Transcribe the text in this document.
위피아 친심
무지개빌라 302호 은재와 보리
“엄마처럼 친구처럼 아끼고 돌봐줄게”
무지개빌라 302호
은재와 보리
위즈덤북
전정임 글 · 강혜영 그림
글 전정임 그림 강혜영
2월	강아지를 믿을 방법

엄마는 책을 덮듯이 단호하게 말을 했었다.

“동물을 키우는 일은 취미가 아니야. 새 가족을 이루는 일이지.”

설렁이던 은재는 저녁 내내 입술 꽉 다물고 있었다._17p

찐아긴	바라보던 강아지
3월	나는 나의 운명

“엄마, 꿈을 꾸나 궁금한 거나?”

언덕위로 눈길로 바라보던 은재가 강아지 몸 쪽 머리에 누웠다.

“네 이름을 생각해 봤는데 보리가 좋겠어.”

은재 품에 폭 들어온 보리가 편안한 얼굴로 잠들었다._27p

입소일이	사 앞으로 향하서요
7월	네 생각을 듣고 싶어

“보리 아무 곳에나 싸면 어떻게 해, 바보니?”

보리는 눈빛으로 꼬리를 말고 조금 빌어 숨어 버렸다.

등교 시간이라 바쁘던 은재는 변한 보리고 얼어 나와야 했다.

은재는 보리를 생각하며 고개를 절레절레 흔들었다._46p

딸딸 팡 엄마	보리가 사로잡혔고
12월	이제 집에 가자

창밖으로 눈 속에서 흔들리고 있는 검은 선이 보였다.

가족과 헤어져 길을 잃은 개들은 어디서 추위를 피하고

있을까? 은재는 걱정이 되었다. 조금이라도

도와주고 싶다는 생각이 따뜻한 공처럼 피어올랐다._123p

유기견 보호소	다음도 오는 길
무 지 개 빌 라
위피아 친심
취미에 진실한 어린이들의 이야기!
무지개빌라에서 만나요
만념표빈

__THE REQUEST__:
Scan the material above. Copy each line that holds the word "바라보던".

__ANSWER BELOW__:
찐아긴	바라보던 강아지
언덕위로 눈길로 바라보던 은재가 강아지 몸 쪽 머리에 누웠다.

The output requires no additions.